DATA ROWS:
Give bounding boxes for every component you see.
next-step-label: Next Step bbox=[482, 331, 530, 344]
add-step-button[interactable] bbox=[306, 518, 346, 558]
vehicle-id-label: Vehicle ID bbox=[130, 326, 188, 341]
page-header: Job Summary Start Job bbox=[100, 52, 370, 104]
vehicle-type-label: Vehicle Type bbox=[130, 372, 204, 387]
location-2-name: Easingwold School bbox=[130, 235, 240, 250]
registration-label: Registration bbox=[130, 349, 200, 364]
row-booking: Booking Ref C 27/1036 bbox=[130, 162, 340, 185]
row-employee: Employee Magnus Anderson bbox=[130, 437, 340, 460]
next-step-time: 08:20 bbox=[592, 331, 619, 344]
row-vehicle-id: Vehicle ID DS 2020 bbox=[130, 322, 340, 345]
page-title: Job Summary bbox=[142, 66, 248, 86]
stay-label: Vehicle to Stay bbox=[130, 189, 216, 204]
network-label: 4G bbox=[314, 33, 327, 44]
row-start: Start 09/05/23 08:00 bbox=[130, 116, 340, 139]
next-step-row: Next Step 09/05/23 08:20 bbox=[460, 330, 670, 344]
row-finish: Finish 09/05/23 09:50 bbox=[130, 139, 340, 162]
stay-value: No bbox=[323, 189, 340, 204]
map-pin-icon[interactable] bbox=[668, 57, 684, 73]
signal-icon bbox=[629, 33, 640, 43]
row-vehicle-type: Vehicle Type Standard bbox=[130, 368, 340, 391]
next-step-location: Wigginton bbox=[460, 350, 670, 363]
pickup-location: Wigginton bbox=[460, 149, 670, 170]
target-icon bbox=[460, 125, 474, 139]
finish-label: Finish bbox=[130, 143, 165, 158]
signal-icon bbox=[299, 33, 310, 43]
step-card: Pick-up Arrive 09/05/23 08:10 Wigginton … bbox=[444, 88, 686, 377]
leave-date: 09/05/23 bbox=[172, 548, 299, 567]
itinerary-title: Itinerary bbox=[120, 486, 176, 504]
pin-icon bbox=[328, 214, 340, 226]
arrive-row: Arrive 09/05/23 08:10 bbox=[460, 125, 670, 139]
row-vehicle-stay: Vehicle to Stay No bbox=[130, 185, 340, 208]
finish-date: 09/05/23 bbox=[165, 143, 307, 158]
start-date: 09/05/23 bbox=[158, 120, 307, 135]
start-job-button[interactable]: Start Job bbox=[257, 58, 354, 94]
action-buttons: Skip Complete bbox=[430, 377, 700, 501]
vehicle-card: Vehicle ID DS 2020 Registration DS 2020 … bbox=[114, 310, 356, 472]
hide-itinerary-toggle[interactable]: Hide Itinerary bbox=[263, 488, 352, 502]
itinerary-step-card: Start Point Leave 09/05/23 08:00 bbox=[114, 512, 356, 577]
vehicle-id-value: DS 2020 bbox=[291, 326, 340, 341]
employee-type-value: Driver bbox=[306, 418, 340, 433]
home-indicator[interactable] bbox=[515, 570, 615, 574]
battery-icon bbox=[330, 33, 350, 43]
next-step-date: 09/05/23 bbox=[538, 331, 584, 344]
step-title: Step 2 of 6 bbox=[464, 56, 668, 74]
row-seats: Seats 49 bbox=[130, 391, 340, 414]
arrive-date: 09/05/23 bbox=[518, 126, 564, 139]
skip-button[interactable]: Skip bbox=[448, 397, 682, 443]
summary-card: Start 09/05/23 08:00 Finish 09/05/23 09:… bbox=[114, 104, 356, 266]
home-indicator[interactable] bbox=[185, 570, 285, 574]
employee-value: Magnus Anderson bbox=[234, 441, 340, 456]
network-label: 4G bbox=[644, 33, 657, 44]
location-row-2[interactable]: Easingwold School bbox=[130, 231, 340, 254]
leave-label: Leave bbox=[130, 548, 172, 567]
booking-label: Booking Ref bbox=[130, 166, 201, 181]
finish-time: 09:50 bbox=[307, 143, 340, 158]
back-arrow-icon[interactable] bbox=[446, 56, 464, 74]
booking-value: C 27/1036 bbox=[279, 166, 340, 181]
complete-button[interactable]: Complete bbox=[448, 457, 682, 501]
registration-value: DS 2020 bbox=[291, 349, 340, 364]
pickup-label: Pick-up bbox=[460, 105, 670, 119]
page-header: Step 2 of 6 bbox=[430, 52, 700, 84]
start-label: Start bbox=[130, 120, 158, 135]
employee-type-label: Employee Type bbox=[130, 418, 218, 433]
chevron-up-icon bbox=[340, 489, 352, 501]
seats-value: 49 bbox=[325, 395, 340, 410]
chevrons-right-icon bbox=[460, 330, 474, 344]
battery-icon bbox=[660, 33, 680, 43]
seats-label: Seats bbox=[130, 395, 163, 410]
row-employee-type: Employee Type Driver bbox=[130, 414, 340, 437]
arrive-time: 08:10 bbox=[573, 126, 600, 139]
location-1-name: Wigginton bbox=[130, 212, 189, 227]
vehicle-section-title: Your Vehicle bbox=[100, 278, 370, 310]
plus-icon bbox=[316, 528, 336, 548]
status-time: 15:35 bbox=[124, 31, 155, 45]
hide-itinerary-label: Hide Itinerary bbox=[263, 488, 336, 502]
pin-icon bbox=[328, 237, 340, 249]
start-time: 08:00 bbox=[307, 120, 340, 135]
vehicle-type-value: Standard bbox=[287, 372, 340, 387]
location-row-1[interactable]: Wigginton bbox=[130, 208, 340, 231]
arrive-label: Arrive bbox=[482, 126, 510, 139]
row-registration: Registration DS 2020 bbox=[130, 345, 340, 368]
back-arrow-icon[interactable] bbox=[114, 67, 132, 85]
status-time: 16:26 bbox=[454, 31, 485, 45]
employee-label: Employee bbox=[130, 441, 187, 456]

JOB: Count the lines in the records that contain the string "header". Reply with the number only.

RESPONSE TO THE TASK: 2